**What is expected:**
Please reproduce every record, keeping each one exactly as written.

**Available data:**
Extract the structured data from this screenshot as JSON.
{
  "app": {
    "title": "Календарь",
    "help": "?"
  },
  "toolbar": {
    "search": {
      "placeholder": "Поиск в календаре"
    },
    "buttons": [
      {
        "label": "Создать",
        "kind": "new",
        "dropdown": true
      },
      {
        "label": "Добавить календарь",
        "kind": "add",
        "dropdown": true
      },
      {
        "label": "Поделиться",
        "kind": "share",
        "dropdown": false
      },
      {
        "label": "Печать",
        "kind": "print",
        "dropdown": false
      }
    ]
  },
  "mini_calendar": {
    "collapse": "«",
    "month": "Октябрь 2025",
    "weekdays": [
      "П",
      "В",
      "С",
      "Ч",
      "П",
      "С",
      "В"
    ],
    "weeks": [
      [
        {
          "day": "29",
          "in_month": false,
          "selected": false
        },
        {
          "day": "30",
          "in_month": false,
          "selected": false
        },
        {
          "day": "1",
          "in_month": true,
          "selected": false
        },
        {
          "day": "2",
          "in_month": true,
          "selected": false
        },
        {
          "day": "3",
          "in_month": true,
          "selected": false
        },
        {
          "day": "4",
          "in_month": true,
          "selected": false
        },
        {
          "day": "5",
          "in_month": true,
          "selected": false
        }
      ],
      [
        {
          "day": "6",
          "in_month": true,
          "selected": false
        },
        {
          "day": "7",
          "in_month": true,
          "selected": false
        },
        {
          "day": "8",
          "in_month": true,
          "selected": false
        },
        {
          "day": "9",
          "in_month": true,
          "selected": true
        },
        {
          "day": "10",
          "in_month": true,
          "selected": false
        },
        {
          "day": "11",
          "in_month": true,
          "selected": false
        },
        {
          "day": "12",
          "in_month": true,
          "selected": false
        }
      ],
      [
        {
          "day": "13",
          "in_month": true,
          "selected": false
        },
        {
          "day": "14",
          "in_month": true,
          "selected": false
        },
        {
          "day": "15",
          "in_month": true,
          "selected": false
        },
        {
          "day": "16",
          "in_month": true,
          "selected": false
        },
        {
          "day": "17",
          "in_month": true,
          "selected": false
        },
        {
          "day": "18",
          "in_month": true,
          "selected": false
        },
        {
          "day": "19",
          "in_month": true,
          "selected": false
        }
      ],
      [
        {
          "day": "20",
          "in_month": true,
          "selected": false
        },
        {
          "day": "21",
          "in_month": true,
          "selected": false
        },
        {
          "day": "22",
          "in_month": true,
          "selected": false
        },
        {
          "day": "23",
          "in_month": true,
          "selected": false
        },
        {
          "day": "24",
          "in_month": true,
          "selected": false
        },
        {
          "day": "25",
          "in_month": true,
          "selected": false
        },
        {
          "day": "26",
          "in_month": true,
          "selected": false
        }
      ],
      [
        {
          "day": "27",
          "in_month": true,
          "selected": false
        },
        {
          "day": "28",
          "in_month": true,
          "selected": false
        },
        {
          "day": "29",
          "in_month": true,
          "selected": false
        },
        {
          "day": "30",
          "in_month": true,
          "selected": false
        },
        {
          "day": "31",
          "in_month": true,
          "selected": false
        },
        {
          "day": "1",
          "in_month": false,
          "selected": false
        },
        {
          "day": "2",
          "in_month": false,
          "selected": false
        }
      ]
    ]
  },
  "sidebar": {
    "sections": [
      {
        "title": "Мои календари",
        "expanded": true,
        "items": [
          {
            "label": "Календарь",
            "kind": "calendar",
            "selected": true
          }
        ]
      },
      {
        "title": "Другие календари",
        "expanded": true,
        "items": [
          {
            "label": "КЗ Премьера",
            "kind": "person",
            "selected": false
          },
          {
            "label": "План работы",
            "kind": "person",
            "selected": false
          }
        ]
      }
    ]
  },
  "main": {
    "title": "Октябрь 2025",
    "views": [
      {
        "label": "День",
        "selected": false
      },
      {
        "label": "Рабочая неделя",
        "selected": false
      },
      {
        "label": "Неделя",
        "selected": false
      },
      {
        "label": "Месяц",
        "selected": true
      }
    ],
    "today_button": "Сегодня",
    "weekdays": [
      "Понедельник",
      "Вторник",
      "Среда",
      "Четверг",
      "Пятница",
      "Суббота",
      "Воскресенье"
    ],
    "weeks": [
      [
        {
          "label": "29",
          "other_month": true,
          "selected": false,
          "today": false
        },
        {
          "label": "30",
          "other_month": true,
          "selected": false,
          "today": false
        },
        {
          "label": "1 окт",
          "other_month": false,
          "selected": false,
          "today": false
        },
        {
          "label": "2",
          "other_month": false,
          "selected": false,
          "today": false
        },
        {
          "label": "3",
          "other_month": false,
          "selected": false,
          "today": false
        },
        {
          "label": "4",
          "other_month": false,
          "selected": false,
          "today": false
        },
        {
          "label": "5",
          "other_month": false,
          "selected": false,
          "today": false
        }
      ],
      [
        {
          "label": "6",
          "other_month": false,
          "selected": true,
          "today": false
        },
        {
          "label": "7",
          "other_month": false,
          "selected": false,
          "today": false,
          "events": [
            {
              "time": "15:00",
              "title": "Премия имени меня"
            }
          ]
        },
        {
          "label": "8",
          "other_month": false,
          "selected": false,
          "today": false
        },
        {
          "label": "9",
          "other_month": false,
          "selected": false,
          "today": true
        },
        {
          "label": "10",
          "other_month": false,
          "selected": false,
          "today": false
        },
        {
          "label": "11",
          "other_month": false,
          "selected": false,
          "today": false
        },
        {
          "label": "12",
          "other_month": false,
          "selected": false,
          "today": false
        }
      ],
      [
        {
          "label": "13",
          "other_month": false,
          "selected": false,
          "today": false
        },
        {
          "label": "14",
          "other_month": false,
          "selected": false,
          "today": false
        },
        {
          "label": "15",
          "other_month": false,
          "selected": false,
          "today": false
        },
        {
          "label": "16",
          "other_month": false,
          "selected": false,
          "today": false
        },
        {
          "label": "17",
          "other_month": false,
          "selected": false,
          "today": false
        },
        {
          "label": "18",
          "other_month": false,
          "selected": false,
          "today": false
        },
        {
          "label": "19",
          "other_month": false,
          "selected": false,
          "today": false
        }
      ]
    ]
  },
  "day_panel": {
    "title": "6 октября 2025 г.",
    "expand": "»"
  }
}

**Exercise result:**
Extract the structured data from this screenshot as JSON.
{
  "app": {
    "title": "Календарь",
    "help": "?"
  },
  "toolbar": {
    "search": {
      "placeholder": "Поиск в календаре"
    },
    "buttons": [
      {
        "label": "Создать",
        "kind": "new",
        "dropdown": true
      },
      {
        "label": "Добавить календарь",
        "kind": "add",
        "dropdown": true
      },
      {
        "label": "Поделиться",
        "kind": "share",
        "dropdown": false
      },
      {
        "label": "Печать",
        "kind": "print",
        "dropdown": false
      }
    ]
  },
  "mini_calendar": {
    "collapse": "«",
    "month": "Октябрь 2025",
    "weekdays": [
      "П",
      "В",
      "С",
      "Ч",
      "П",
      "С",
      "В"
    ],
    "weeks": [
      [
        {
          "day": "29",
          "in_month": false,
          "selected": false
        },
        {
          "day": "30",
          "in_month": false,
          "selected": false
        },
        {
          "day": "1",
          "in_month": true,
          "selected": false
        },
        {
          "day": "2",
          "in_month": true,
          "selected": false
        },
        {
          "day": "3",
          "in_month": true,
          "selected": false
        },
        {
          "day": "4",
          "in_month": true,
          "selected": false
        },
        {
          "day": "5",
          "in_month": true,
          "selected": false
        }
      ],
      [
        {
          "day": "6",
          "in_month": true,
          "selected": false
        },
        {
          "day": "7",
          "in_month": true,
          "selected": false
        },
        {
          "day": "8",
          "in_month": true,
          "selected": false
        },
        {
          "day": "9",
          "in_month": true,
          "selected": true
        },
        {
          "day": "10",
          "in_month": true,
          "selected": false
        },
        {
          "day": "11",
          "in_month": true,
          "selected": false
        },
        {
          "day": "12",
          "in_month": true,
          "selected": false
        }
      ],
      [
        {
          "day": "13",
          "in_month": true,
          "selected": false
        },
        {
          "day": "14",
          "in_month": true,
          "selected": false
        },
        {
          "day": "15",
          "in_month": true,
          "selected": false
        },
        {
          "day": "16",
          "in_month": true,
          "selected": false
        },
        {
          "day": "17",
          "in_month": true,
          "selected": false
        },
        {
          "day": "18",
          "in_month": true,
          "selected": false
        },
        {
          "day": "19",
          "in_month": true,
          "selected": false
        }
      ],
      [
        {
          "day": "20",
          "in_month": true,
          "selected": false
        },
        {
          "day": "21",
          "in_month": true,
          "selected": false
        },
        {
          "day": "22",
          "in_month": true,
          "selected": false
        },
        {
          "day": "23",
          "in_month": true,
          "selected": false
        },
        {
          "day": "24",
          "in_month": true,
          "selected": false
        },
        {
          "day": "25",
          "in_month": true,
          "selected": false
        },
        {
          "day": "26",
          "in_month": true,
          "selected": false
        }
      ],
      [
        {
          "day": "27",
          "in_month": true,
          "selected": false
        },
        {
          "day": "28",
          "in_month": true,
          "selected": false
        },
        {
          "day": "29",
          "in_month": true,
          "selected": false
        },
        {
          "day": "30",
          "in_month": true,
          "selected": false
        },
        {
          "day": "31",
          "in_month": true,
          "selected": false
        },
        {
          "day": "1",
          "in_month": false,
          "selected": false
        },
        {
          "day": "2",
          "in_month": false,
          "selected": false
        }
      ]
    ]
  },
  "sidebar": {
    "sections": [
      {
        "title": "Мои календари",
        "expanded": true,
        "items": [
          {
            "label": "Календарь",
            "kind": "calendar",
            "selected": true
          }
        ]
      },
      {
        "title": "Другие календари",
        "expanded": true,
        "items": [
          {
            "label": "КЗ Премьера",
            "kind": "person",
            "selected": false
          },
          {
            "label": "План работы",
            "kind": "person",
            "selected": false
          }
        ]
      }
    ]
  },
  "main": {
    "title": "Октябрь 2025",
    "views": [
      {
        "label": "День",
        "selected": false
      },
      {
        "label": "Рабочая неделя",
        "selected": false
      },
      {
        "label": "Неделя",
        "selected": false
      },
      {
        "label": "Месяц",
        "selected": true
      }
    ],
    "today_button": "Сегодня",
    "weekdays": [
      "Понедельник",
      "Вторник",
      "Среда",
      "Четверг",
      "Пятница",
      "Суббота",
      "Воскресенье"
    ],
    "weeks": [
      [
        {
          "label": "29",
          "other_month": true,
          "selected": false,
          "today": false
        },
        {
          "label": "30",
          "other_month": true,
          "selected": false,
          "today": false
        },
        {
          "label": "1 окт",
          "other_month": false,
          "selected": false,
          "today": false
        },
        {
          "label": "2",
          "other_month": false,
          "selected": false,
          "today": false
        },
        {
          "label": "3",
          "other_month": false,
          "selected": false,
          "today": false
        },
        {
          "label": "4",
          "other_month": false,
          "selected": false,
          "today": false
        },
        {
          "label": "5",
          "other_month": false,
          "selected": false,
          "today": false
        }
      ],
      [
        {
          "label": "6",
          "other_month": false,
          "selected": true,
          "today": false
        },
        {
          "label": "7",
          "other_month": false,
          "selected": false,
          "today": false,
          "events": [
            {
              "time": "15:00",
              "title": "Премия имени меня"
            }
          ]
        },
        {
          "label": "8",
          "other_month": false,
          "selected": false,
          "today": false
        },
        {
          "label": "9",
          "other_month": false,
          "selected": false,
          "today": true
        },
        {
          "label": "10",
          "other_month": false,
          "selected": false,
          "today": false
        },
        {
          "label": "11",
          "other_month": false,
          "selected": false,
          "today": false
        },
        {
          "label": "12",
          "other_month": false,
          "selected": false,
          "today": false
        }
      ],
      [
        {
          "label": "13",
          "other_month": false,
          "selected": false,
          "today": false
        },
        {
          "label": "14",
          "other_month": false,
          "selected": false,
          "today": false
        },
        {
          "label": "15",
          "other_month": false,
          "selected": false,
          "today": false
        },
        {
          "label": "16",
          "other_month": false,
          "selected": false,
          "today": false
        },
        {
          "label": "17",
          "other_month": false,
          "selected": false,
          "today": false
        },
        {
          "label": "18",
          "other_month": false,
          "selected": false,
          "today": false
        },
        {
          "label": "19",
          "other_month": false,
          "selected": false,
          "today": false
        }
      ]
    ]
  },
  "day_panel": {
    "title": "6 октября 2025 г.",
    "expand": "»"
  }
}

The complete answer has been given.